======== Data provided ========

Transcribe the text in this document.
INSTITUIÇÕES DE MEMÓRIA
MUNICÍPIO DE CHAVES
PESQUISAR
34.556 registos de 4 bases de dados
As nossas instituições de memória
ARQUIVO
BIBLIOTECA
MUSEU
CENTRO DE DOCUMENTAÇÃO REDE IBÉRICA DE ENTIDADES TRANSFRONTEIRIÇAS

========

Copy all of the data exactly.

→ **Result of the exercise**:
Transcribe the text in this document.
INSTITUIÇÕES DE MEMÓRIA
MUNICÍPIO DE CHAVES
PESQUISAR
34.556 registos de 4 bases de dados
As nossas instituições de memória
ARQUIVO
BIBLIOTECA
MUSEU
CENTRO DE DOCUMENTAÇÃO REDE IBÉRICA DE ENTIDADES TRANSFRONTEIRIÇAS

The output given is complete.